-- WHAT YOU WILL DO --
The data below is to be returned in full and exactly.

-- INFORMATION SHOWN --
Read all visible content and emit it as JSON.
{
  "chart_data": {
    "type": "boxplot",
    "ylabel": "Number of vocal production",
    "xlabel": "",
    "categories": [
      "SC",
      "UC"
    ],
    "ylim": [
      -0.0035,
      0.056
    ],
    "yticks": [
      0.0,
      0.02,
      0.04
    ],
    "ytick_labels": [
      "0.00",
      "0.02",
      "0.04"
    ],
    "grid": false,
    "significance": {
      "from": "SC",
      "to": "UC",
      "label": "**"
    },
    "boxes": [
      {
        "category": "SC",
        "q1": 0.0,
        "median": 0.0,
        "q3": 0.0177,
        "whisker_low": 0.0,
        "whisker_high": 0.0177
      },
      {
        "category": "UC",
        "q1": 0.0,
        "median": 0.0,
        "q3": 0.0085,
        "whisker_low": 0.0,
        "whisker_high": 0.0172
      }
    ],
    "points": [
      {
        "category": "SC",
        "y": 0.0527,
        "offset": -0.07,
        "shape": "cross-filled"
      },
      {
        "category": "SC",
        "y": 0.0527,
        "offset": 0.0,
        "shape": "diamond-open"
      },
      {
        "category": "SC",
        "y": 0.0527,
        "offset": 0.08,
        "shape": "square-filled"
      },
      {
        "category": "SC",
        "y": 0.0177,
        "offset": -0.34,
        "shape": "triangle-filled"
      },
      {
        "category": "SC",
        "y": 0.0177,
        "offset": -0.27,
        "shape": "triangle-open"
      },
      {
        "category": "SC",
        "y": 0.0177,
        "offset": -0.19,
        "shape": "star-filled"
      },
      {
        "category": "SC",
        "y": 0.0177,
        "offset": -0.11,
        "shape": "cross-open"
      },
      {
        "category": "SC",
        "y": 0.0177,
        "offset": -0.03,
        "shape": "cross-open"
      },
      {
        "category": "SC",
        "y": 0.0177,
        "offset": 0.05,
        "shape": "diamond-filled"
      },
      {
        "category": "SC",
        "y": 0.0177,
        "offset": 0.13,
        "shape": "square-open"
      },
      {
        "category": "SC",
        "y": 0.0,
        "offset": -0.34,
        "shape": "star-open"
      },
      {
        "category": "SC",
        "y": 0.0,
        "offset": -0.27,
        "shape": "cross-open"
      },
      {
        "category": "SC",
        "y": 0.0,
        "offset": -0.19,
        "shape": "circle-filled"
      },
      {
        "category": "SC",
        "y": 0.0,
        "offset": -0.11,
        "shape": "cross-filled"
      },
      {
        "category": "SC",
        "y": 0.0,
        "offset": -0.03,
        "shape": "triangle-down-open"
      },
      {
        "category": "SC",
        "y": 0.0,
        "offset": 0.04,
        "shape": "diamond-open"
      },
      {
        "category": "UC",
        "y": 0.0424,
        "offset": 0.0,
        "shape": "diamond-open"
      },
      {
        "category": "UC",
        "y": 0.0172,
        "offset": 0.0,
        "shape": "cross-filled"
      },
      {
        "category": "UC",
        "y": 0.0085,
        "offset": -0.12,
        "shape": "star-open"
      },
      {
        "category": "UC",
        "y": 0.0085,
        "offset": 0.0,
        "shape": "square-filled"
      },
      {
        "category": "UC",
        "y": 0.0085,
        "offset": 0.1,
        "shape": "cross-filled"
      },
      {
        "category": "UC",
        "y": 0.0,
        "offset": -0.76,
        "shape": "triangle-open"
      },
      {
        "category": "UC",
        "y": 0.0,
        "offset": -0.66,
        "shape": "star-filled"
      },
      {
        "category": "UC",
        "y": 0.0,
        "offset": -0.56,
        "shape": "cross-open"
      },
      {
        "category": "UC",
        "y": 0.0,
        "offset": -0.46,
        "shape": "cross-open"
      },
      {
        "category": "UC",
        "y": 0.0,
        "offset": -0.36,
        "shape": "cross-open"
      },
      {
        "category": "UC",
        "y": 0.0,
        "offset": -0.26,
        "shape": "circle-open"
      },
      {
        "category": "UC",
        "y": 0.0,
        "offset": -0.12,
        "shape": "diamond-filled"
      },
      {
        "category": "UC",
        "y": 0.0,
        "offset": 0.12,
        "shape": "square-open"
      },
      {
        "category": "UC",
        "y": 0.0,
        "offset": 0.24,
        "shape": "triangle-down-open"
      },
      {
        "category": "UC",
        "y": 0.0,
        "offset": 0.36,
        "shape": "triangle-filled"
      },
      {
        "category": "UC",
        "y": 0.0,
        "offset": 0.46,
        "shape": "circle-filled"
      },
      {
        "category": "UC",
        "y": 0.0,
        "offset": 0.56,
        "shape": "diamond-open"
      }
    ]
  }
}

-- RESPONSE TO THIS TASK --
Read all visible content and emit it as JSON.
{
  "chart_data": {
    "type": "boxplot",
    "ylabel": "Number of vocal production",
    "xlabel": "",
    "categories": [
      "SC",
      "UC"
    ],
    "ylim": [
      -0.0035,
      0.056
    ],
    "yticks": [
      0.0,
      0.02,
      0.04
    ],
    "ytick_labels": [
      "0.00",
      "0.02",
      "0.04"
    ],
    "grid": false,
    "significance": {
      "from": "SC",
      "to": "UC",
      "label": "**"
    },
    "boxes": [
      {
        "category": "SC",
        "q1": 0.0,
        "median": 0.0,
        "q3": 0.0177,
        "whisker_low": 0.0,
        "whisker_high": 0.0177
      },
      {
        "category": "UC",
        "q1": 0.0,
        "median": 0.0,
        "q3": 0.0085,
        "whisker_low": 0.0,
        "whisker_high": 0.0172
      }
    ],
    "points": [
      {
        "category": "SC",
        "y": 0.0527,
        "offset": -0.07,
        "shape": "cross-filled"
      },
      {
        "category": "SC",
        "y": 0.0527,
        "offset": 0.0,
        "shape": "diamond-open"
      },
      {
        "category": "SC",
        "y": 0.0527,
        "offset": 0.08,
        "shape": "square-filled"
      },
      {
        "category": "SC",
        "y": 0.0177,
        "offset": -0.34,
        "shape": "triangle-filled"
      },
      {
        "category": "SC",
        "y": 0.0177,
        "offset": -0.27,
        "shape": "triangle-open"
      },
      {
        "category": "SC",
        "y": 0.0177,
        "offset": -0.19,
        "shape": "star-filled"
      },
      {
        "category": "SC",
        "y": 0.0177,
        "offset": -0.11,
        "shape": "cross-open"
      },
      {
        "category": "SC",
        "y": 0.0177,
        "offset": -0.03,
        "shape": "cross-open"
      },
      {
        "category": "SC",
        "y": 0.0177,
        "offset": 0.05,
        "shape": "diamond-filled"
      },
      {
        "category": "SC",
        "y": 0.0177,
        "offset": 0.13,
        "shape": "square-open"
      },
      {
        "category": "SC",
        "y": 0.0,
        "offset": -0.34,
        "shape": "star-open"
      },
      {
        "category": "SC",
        "y": 0.0,
        "offset": -0.27,
        "shape": "cross-open"
      },
      {
        "category": "SC",
        "y": 0.0,
        "offset": -0.19,
        "shape": "circle-filled"
      },
      {
        "category": "SC",
        "y": 0.0,
        "offset": -0.11,
        "shape": "cross-filled"
      },
      {
        "category": "SC",
        "y": 0.0,
        "offset": -0.03,
        "shape": "triangle-down-open"
      },
      {
        "category": "SC",
        "y": 0.0,
        "offset": 0.04,
        "shape": "diamond-open"
      },
      {
        "category": "UC",
        "y": 0.0424,
        "offset": 0.0,
        "shape": "diamond-open"
      },
      {
        "category": "UC",
        "y": 0.0172,
        "offset": 0.0,
        "shape": "cross-filled"
      },
      {
        "category": "UC",
        "y": 0.0085,
        "offset": -0.12,
        "shape": "star-open"
      },
      {
        "category": "UC",
        "y": 0.0085,
        "offset": 0.0,
        "shape": "square-filled"
      },
      {
        "category": "UC",
        "y": 0.0085,
        "offset": 0.1,
        "shape": "cross-filled"
      },
      {
        "category": "UC",
        "y": 0.0,
        "offset": -0.76,
        "shape": "triangle-open"
      },
      {
        "category": "UC",
        "y": 0.0,
        "offset": -0.66,
        "shape": "star-filled"
      },
      {
        "category": "UC",
        "y": 0.0,
        "offset": -0.56,
        "shape": "cross-open"
      },
      {
        "category": "UC",
        "y": 0.0,
        "offset": -0.46,
        "shape": "cross-open"
      },
      {
        "category": "UC",
        "y": 0.0,
        "offset": -0.36,
        "shape": "cross-open"
      },
      {
        "category": "UC",
        "y": 0.0,
        "offset": -0.26,
        "shape": "circle-open"
      },
      {
        "category": "UC",
        "y": 0.0,
        "offset": -0.12,
        "shape": "diamond-filled"
      },
      {
        "category": "UC",
        "y": 0.0,
        "offset": 0.12,
        "shape": "square-open"
      },
      {
        "category": "UC",
        "y": 0.0,
        "offset": 0.24,
        "shape": "triangle-down-open"
      },
      {
        "category": "UC",
        "y": 0.0,
        "offset": 0.36,
        "shape": "triangle-filled"
      },
      {
        "category": "UC",
        "y": 0.0,
        "offset": 0.46,
        "shape": "circle-filled"
      },
      {
        "category": "UC",
        "y": 0.0,
        "offset": 0.56,
        "shape": "diamond-open"
      }
    ]
  }
}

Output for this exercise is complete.